= Exercise =
Give every line of the material again, exactly as written.

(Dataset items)
++++++++++

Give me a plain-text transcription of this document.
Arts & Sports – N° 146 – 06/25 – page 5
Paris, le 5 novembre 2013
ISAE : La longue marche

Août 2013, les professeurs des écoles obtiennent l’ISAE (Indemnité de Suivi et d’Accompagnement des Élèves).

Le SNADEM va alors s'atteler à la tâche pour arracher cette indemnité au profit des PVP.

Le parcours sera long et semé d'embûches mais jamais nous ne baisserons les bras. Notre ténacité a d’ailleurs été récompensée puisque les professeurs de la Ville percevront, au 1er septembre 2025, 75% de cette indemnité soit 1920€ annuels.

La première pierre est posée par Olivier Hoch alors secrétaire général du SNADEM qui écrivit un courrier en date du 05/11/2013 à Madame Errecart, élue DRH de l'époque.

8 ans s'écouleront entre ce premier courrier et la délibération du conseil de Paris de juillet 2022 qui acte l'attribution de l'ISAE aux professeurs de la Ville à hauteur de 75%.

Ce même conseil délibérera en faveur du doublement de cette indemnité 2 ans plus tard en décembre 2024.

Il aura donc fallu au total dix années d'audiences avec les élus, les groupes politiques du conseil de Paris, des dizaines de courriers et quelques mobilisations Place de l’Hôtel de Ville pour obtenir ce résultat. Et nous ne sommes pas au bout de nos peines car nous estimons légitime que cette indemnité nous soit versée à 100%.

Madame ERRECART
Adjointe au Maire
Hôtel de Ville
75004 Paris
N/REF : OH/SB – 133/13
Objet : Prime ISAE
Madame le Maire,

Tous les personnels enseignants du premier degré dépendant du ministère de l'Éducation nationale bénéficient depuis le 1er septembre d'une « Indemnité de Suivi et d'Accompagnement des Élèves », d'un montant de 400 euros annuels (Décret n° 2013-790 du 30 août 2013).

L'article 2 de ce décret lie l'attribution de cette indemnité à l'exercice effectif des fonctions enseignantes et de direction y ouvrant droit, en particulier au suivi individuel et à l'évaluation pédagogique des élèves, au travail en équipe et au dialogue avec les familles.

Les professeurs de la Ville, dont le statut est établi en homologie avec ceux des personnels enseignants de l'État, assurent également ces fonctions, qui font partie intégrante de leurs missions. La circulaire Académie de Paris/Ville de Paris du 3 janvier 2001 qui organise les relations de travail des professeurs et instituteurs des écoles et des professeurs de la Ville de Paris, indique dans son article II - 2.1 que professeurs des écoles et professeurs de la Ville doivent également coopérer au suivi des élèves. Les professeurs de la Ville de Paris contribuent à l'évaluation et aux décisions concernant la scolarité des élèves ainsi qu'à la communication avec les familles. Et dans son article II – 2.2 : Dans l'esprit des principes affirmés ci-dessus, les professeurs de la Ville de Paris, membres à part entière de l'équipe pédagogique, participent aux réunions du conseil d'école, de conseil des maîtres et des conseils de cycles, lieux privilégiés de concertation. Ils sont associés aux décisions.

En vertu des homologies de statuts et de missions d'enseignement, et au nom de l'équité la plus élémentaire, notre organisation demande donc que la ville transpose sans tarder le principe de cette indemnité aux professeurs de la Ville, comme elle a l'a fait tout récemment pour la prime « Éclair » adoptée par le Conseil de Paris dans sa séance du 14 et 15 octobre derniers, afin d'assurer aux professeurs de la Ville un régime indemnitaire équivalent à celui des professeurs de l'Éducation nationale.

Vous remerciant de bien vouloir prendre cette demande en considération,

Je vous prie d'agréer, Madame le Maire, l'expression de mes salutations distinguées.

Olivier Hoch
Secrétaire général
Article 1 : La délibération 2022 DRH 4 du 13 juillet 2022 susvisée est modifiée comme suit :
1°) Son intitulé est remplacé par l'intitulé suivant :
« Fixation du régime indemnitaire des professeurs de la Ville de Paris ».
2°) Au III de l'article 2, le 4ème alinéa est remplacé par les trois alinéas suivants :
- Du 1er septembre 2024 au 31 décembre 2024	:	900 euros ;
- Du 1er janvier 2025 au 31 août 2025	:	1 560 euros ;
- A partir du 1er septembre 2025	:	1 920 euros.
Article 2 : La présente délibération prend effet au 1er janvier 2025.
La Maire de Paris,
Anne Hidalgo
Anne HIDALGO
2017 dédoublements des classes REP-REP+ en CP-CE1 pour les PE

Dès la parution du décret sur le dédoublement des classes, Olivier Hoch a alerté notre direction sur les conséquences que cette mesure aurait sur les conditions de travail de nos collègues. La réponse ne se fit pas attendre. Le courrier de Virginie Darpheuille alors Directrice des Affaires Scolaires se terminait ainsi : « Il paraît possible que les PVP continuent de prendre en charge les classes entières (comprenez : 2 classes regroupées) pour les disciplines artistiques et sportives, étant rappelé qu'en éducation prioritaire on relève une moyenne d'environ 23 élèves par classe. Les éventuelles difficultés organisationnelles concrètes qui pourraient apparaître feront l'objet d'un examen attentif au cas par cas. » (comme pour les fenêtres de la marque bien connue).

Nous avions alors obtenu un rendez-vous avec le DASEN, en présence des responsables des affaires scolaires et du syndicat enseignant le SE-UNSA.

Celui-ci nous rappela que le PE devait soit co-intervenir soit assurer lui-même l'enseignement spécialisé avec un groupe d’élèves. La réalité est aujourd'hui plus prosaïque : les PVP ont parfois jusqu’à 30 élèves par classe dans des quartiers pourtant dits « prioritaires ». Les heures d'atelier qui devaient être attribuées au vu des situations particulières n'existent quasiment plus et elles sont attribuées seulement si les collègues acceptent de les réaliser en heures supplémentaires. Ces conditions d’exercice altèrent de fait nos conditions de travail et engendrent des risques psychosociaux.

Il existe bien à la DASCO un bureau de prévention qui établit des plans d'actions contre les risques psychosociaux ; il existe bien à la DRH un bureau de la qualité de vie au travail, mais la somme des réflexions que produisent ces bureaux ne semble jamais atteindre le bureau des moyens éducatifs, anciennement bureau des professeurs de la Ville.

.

++++++++++

= Correct response =
Give me a plain-text transcription of this document.
Arts & Sports – N° 146 – 06/25 – page 5
Paris, le 5 novembre 2013
ISAE : La longue marche

Août 2013, les professeurs des écoles obtiennent l’ISAE (Indemnité de Suivi et d’Accompagnement des Élèves).

Le SNADEM va alors s'atteler à la tâche pour arracher cette indemnité au profit des PVP.

Le parcours sera long et semé d'embûches mais jamais nous ne baisserons les bras. Notre ténacité a d’ailleurs été récompensée puisque les professeurs de la Ville percevront, au 1er septembre 2025, 75% de cette indemnité soit 1920€ annuels.

La première pierre est posée par Olivier Hoch alors secrétaire général du SNADEM qui écrivit un courrier en date du 05/11/2013 à Madame Errecart, élue DRH de l'époque.

8 ans s'écouleront entre ce premier courrier et la délibération du conseil de Paris de juillet 2022 qui acte l'attribution de l'ISAE aux professeurs de la Ville à hauteur de 75%.

Ce même conseil délibérera en faveur du doublement de cette indemnité 2 ans plus tard en décembre 2024.

Il aura donc fallu au total dix années d'audiences avec les élus, les groupes politiques du conseil de Paris, des dizaines de courriers et quelques mobilisations Place de l’Hôtel de Ville pour obtenir ce résultat. Et nous ne sommes pas au bout de nos peines car nous estimons légitime que cette indemnité nous soit versée à 100%.

Madame ERRECART
Adjointe au Maire
Hôtel de Ville
75004 Paris
N/REF : OH/SB – 133/13
Objet : Prime ISAE
Madame le Maire,

Tous les personnels enseignants du premier degré dépendant du ministère de l'Éducation nationale bénéficient depuis le 1er septembre d'une « Indemnité de Suivi et d'Accompagnement des Élèves », d'un montant de 400 euros annuels (Décret n° 2013-790 du 30 août 2013).

L'article 2 de ce décret lie l'attribution de cette indemnité à l'exercice effectif des fonctions enseignantes et de direction y ouvrant droit, en particulier au suivi individuel et à l'évaluation pédagogique des élèves, au travail en équipe et au dialogue avec les familles.

Les professeurs de la Ville, dont le statut est établi en homologie avec ceux des personnels enseignants de l'État, assurent également ces fonctions, qui font partie intégrante de leurs missions. La circulaire Académie de Paris/Ville de Paris du 3 janvier 2001 qui organise les relations de travail des professeurs et instituteurs des écoles et des professeurs de la Ville de Paris, indique dans son article II - 2.1 que professeurs des écoles et professeurs de la Ville doivent également coopérer au suivi des élèves. Les professeurs de la Ville de Paris contribuent à l'évaluation et aux décisions concernant la scolarité des élèves ainsi qu'à la communication avec les familles. Et dans son article II – 2.2 : Dans l'esprit des principes affirmés ci-dessus, les professeurs de la Ville de Paris, membres à part entière de l'équipe pédagogique, participent aux réunions du conseil d'école, de conseil des maîtres et des conseils de cycles, lieux privilégiés de concertation. Ils sont associés aux décisions.

En vertu des homologies de statuts et de missions d'enseignement, et au nom de l'équité la plus élémentaire, notre organisation demande donc que la ville transpose sans tarder le principe de cette indemnité aux professeurs de la Ville, comme elle a l'a fait tout récemment pour la prime « Éclair » adoptée par le Conseil de Paris dans sa séance du 14 et 15 octobre derniers, afin d'assurer aux professeurs de la Ville un régime indemnitaire équivalent à celui des professeurs de l'Éducation nationale.

Vous remerciant de bien vouloir prendre cette demande en considération,

Je vous prie d'agréer, Madame le Maire, l'expression de mes salutations distinguées.

Olivier Hoch
Secrétaire général
Article 1 : La délibération 2022 DRH 4 du 13 juillet 2022 susvisée est modifiée comme suit :
1°) Son intitulé est remplacé par l'intitulé suivant :
« Fixation du régime indemnitaire des professeurs de la Ville de Paris ».
2°) Au III de l'article 2, le 4ème alinéa est remplacé par les trois alinéas suivants :
- Du 1er septembre 2024 au 31 décembre 2024	:	900 euros ;
- Du 1er janvier 2025 au 31 août 2025	:	1 560 euros ;
- A partir du 1er septembre 2025	:	1 920 euros.
Article 2 : La présente délibération prend effet au 1er janvier 2025.
La Maire de Paris,
Anne Hidalgo
Anne HIDALGO
2017 dédoublements des classes REP-REP+ en CP-CE1 pour les PE

Dès la parution du décret sur le dédoublement des classes, Olivier Hoch a alerté notre direction sur les conséquences que cette mesure aurait sur les conditions de travail de nos collègues. La réponse ne se fit pas attendre. Le courrier de Virginie Darpheuille alors Directrice des Affaires Scolaires se terminait ainsi : « Il paraît possible que les PVP continuent de prendre en charge les classes entières (comprenez : 2 classes regroupées) pour les disciplines artistiques et sportives, étant rappelé qu'en éducation prioritaire on relève une moyenne d'environ 23 élèves par classe. Les éventuelles difficultés organisationnelles concrètes qui pourraient apparaître feront l'objet d'un examen attentif au cas par cas. » (comme pour les fenêtres de la marque bien connue).

Nous avions alors obtenu un rendez-vous avec le DASEN, en présence des responsables des affaires scolaires et du syndicat enseignant le SE-UNSA.

Celui-ci nous rappela que le PE devait soit co-intervenir soit assurer lui-même l'enseignement spécialisé avec un groupe d’élèves. La réalité est aujourd'hui plus prosaïque : les PVP ont parfois jusqu’à 30 élèves par classe dans des quartiers pourtant dits « prioritaires ». Les heures d'atelier qui devaient être attribuées au vu des situations particulières n'existent quasiment plus et elles sont attribuées seulement si les collègues acceptent de les réaliser en heures supplémentaires. Ces conditions d’exercice altèrent de fait nos conditions de travail et engendrent des risques psychosociaux.

Il existe bien à la DASCO un bureau de prévention qui établit des plans d'actions contre les risques psychosociaux ; il existe bien à la DRH un bureau de la qualité de vie au travail, mais la somme des réflexions que produisent ces bureaux ne semble jamais atteindre le bureau des moyens éducatifs, anciennement bureau des professeurs de la Ville.

.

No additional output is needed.